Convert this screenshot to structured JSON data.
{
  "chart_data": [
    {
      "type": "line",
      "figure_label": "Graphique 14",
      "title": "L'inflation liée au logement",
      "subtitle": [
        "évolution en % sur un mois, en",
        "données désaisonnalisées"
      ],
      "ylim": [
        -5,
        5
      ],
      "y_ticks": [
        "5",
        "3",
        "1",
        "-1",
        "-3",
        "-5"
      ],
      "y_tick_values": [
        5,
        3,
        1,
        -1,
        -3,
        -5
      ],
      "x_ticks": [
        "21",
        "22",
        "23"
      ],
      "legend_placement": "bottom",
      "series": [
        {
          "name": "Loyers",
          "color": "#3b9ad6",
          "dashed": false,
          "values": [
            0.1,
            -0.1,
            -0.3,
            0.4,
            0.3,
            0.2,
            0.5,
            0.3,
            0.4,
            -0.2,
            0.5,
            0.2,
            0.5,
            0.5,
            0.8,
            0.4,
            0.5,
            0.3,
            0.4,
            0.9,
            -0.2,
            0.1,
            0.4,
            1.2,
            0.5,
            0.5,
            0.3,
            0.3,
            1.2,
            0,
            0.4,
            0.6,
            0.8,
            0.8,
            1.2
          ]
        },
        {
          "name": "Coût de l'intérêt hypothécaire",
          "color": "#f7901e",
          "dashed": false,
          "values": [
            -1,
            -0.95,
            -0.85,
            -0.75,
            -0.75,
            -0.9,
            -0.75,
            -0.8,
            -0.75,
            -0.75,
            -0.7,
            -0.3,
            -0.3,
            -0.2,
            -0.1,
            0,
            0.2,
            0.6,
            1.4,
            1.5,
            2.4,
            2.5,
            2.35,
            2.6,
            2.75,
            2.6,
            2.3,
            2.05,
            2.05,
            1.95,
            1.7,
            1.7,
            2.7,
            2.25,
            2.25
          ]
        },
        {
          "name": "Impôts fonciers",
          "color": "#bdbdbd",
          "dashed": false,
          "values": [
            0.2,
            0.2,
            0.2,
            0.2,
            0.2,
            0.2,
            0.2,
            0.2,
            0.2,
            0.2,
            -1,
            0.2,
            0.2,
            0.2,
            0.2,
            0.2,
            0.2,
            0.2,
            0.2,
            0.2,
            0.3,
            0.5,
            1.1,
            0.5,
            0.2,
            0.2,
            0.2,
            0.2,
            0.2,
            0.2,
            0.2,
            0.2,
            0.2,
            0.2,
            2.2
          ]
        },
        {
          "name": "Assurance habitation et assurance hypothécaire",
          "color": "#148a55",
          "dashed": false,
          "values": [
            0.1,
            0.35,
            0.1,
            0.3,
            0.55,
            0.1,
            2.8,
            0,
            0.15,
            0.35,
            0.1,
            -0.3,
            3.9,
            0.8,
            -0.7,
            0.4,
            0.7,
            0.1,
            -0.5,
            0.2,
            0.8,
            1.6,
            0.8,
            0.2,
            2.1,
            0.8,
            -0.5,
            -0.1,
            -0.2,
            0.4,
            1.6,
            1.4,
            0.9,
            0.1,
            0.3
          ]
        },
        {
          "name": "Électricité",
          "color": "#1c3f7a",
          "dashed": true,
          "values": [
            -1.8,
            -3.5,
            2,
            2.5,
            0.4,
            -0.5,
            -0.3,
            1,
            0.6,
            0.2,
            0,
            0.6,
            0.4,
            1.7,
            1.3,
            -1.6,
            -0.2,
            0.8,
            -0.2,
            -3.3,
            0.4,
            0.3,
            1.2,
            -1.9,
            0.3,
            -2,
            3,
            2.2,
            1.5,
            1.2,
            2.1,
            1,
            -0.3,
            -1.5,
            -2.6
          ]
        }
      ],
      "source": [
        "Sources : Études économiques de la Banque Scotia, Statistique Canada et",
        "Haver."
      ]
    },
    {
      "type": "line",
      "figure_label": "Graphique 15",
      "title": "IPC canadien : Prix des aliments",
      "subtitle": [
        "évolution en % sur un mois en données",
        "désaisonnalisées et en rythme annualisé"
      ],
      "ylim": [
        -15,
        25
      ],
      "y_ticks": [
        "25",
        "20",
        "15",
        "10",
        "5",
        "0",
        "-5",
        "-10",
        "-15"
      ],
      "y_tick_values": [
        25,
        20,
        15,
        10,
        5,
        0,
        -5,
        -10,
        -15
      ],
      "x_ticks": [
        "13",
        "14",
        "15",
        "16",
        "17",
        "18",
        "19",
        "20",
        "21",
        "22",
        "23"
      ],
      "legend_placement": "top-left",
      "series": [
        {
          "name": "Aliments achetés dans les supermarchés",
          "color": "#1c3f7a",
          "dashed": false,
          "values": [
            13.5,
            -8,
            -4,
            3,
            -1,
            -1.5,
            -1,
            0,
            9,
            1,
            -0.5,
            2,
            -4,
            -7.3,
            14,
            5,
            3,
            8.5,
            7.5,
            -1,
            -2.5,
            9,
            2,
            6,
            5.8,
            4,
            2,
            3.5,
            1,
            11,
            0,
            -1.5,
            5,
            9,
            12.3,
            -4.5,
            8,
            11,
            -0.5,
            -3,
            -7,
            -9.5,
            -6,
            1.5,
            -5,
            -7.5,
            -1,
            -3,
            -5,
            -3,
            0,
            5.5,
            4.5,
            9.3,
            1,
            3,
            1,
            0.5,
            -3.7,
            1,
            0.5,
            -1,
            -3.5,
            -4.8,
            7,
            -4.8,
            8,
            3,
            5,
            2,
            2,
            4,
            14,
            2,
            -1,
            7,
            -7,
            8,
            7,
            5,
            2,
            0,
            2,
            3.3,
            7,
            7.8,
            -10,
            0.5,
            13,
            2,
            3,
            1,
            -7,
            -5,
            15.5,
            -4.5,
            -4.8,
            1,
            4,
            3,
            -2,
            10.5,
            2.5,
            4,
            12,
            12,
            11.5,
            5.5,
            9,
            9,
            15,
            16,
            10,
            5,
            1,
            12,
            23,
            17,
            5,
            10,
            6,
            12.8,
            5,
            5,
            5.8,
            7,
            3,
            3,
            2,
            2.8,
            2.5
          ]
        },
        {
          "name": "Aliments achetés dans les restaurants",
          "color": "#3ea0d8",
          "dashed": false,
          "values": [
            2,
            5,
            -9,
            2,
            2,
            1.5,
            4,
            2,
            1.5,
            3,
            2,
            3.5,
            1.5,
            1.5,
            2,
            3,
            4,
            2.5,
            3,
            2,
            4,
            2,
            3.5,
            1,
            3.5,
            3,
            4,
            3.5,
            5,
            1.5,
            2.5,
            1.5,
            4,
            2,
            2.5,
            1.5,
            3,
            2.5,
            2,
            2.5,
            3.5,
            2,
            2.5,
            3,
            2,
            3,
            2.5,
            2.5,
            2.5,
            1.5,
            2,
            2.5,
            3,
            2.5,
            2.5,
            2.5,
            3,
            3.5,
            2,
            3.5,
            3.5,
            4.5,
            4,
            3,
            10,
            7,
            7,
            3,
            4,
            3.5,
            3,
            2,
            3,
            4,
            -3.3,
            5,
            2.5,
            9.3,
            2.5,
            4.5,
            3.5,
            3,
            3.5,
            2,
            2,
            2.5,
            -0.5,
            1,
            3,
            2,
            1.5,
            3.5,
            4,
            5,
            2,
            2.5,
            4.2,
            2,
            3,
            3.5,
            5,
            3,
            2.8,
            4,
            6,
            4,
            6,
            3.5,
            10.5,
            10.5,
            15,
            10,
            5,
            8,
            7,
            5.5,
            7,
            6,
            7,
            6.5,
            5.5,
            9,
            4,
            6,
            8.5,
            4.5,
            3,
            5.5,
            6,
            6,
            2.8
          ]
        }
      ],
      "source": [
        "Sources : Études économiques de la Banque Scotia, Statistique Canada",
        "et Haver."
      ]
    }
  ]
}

▶ Work to do
Transcribe every line of the data, exactly as it stands.

▶ Correct answer
Convert this screenshot to structured JSON data.
{
  "chart_data": [
    {
      "type": "line",
      "figure_label": "Graphique 14",
      "title": "L'inflation liée au logement",
      "subtitle": [
        "évolution en % sur un mois, en",
        "données désaisonnalisées"
      ],
      "ylim": [
        -5,
        5
      ],
      "y_ticks": [
        "5",
        "3",
        "1",
        "-1",
        "-3",
        "-5"
      ],
      "y_tick_values": [
        5,
        3,
        1,
        -1,
        -3,
        -5
      ],
      "x_ticks": [
        "21",
        "22",
        "23"
      ],
      "legend_placement": "bottom",
      "series": [
        {
          "name": "Loyers",
          "color": "#3b9ad6",
          "dashed": false,
          "values": [
            0.1,
            -0.1,
            -0.3,
            0.4,
            0.3,
            0.2,
            0.5,
            0.3,
            0.4,
            -0.2,
            0.5,
            0.2,
            0.5,
            0.5,
            0.8,
            0.4,
            0.5,
            0.3,
            0.4,
            0.9,
            -0.2,
            0.1,
            0.4,
            1.2,
            0.5,
            0.5,
            0.3,
            0.3,
            1.2,
            0,
            0.4,
            0.6,
            0.8,
            0.8,
            1.2
          ]
        },
        {
          "name": "Coût de l'intérêt hypothécaire",
          "color": "#f7901e",
          "dashed": false,
          "values": [
            -1,
            -0.95,
            -0.85,
            -0.75,
            -0.75,
            -0.9,
            -0.75,
            -0.8,
            -0.75,
            -0.75,
            -0.7,
            -0.3,
            -0.3,
            -0.2,
            -0.1,
            0,
            0.2,
            0.6,
            1.4,
            1.5,
            2.4,
            2.5,
            2.35,
            2.6,
            2.75,
            2.6,
            2.3,
            2.05,
            2.05,
            1.95,
            1.7,
            1.7,
            2.7,
            2.25,
            2.25
          ]
        },
        {
          "name": "Impôts fonciers",
          "color": "#bdbdbd",
          "dashed": false,
          "values": [
            0.2,
            0.2,
            0.2,
            0.2,
            0.2,
            0.2,
            0.2,
            0.2,
            0.2,
            0.2,
            -1,
            0.2,
            0.2,
            0.2,
            0.2,
            0.2,
            0.2,
            0.2,
            0.2,
            0.2,
            0.3,
            0.5,
            1.1,
            0.5,
            0.2,
            0.2,
            0.2,
            0.2,
            0.2,
            0.2,
            0.2,
            0.2,
            0.2,
            0.2,
            2.2
          ]
        },
        {
          "name": "Assurance habitation et assurance hypothécaire",
          "color": "#148a55",
          "dashed": false,
          "values": [
            0.1,
            0.35,
            0.1,
            0.3,
            0.55,
            0.1,
            2.8,
            0,
            0.15,
            0.35,
            0.1,
            -0.3,
            3.9,
            0.8,
            -0.7,
            0.4,
            0.7,
            0.1,
            -0.5,
            0.2,
            0.8,
            1.6,
            0.8,
            0.2,
            2.1,
            0.8,
            -0.5,
            -0.1,
            -0.2,
            0.4,
            1.6,
            1.4,
            0.9,
            0.1,
            0.3
          ]
        },
        {
          "name": "Électricité",
          "color": "#1c3f7a",
          "dashed": true,
          "values": [
            -1.8,
            -3.5,
            2,
            2.5,
            0.4,
            -0.5,
            -0.3,
            1,
            0.6,
            0.2,
            0,
            0.6,
            0.4,
            1.7,
            1.3,
            -1.6,
            -0.2,
            0.8,
            -0.2,
            -3.3,
            0.4,
            0.3,
            1.2,
            -1.9,
            0.3,
            -2,
            3,
            2.2,
            1.5,
            1.2,
            2.1,
            1,
            -0.3,
            -1.5,
            -2.6
          ]
        }
      ],
      "source": [
        "Sources : Études économiques de la Banque Scotia, Statistique Canada et",
        "Haver."
      ]
    },
    {
      "type": "line",
      "figure_label": "Graphique 15",
      "title": "IPC canadien : Prix des aliments",
      "subtitle": [
        "évolution en % sur un mois en données",
        "désaisonnalisées et en rythme annualisé"
      ],
      "ylim": [
        -15,
        25
      ],
      "y_ticks": [
        "25",
        "20",
        "15",
        "10",
        "5",
        "0",
        "-5",
        "-10",
        "-15"
      ],
      "y_tick_values": [
        25,
        20,
        15,
        10,
        5,
        0,
        -5,
        -10,
        -15
      ],
      "x_ticks": [
        "13",
        "14",
        "15",
        "16",
        "17",
        "18",
        "19",
        "20",
        "21",
        "22",
        "23"
      ],
      "legend_placement": "top-left",
      "series": [
        {
          "name": "Aliments achetés dans les supermarchés",
          "color": "#1c3f7a",
          "dashed": false,
          "values": [
            13.5,
            -8,
            -4,
            3,
            -1,
            -1.5,
            -1,
            0,
            9,
            1,
            -0.5,
            2,
            -4,
            -7.3,
            14,
            5,
            3,
            8.5,
            7.5,
            -1,
            -2.5,
            9,
            2,
            6,
            5.8,
            4,
            2,
            3.5,
            1,
            11,
            0,
            -1.5,
            5,
            9,
            12.3,
            -4.5,
            8,
            11,
            -0.5,
            -3,
            -7,
            -9.5,
            -6,
            1.5,
            -5,
            -7.5,
            -1,
            -3,
            -5,
            -3,
            0,
            5.5,
            4.5,
            9.3,
            1,
            3,
            1,
            0.5,
            -3.7,
            1,
            0.5,
            -1,
            -3.5,
            -4.8,
            7,
            -4.8,
            8,
            3,
            5,
            2,
            2,
            4,
            14,
            2,
            -1,
            7,
            -7,
            8,
            7,
            5,
            2,
            0,
            2,
            3.3,
            7,
            7.8,
            -10,
            0.5,
            13,
            2,
            3,
            1,
            -7,
            -5,
            15.5,
            -4.5,
            -4.8,
            1,
            4,
            3,
            -2,
            10.5,
            2.5,
            4,
            12,
            12,
            11.5,
            5.5,
            9,
            9,
            15,
            16,
            10,
            5,
            1,
            12,
            23,
            17,
            5,
            10,
            6,
            12.8,
            5,
            5,
            5.8,
            7,
            3,
            3,
            2,
            2.8,
            2.5
          ]
        },
        {
          "name": "Aliments achetés dans les restaurants",
          "color": "#3ea0d8",
          "dashed": false,
          "values": [
            2,
            5,
            -9,
            2,
            2,
            1.5,
            4,
            2,
            1.5,
            3,
            2,
            3.5,
            1.5,
            1.5,
            2,
            3,
            4,
            2.5,
            3,
            2,
            4,
            2,
            3.5,
            1,
            3.5,
            3,
            4,
            3.5,
            5,
            1.5,
            2.5,
            1.5,
            4,
            2,
            2.5,
            1.5,
            3,
            2.5,
            2,
            2.5,
            3.5,
            2,
            2.5,
            3,
            2,
            3,
            2.5,
            2.5,
            2.5,
            1.5,
            2,
            2.5,
            3,
            2.5,
            2.5,
            2.5,
            3,
            3.5,
            2,
            3.5,
            3.5,
            4.5,
            4,
            3,
            10,
            7,
            7,
            3,
            4,
            3.5,
            3,
            2,
            3,
            4,
            -3.3,
            5,
            2.5,
            9.3,
            2.5,
            4.5,
            3.5,
            3,
            3.5,
            2,
            2,
            2.5,
            -0.5,
            1,
            3,
            2,
            1.5,
            3.5,
            4,
            5,
            2,
            2.5,
            4.2,
            2,
            3,
            3.5,
            5,
            3,
            2.8,
            4,
            6,
            4,
            6,
            3.5,
            10.5,
            10.5,
            15,
            10,
            5,
            8,
            7,
            5.5,
            7,
            6,
            7,
            6.5,
            5.5,
            9,
            4,
            6,
            8.5,
            4.5,
            3,
            5.5,
            6,
            6,
            2.8
          ]
        }
      ],
      "source": [
        "Sources : Études économiques de la Banque Scotia, Statistique Canada",
        "et Haver."
      ]
    }
  ]
}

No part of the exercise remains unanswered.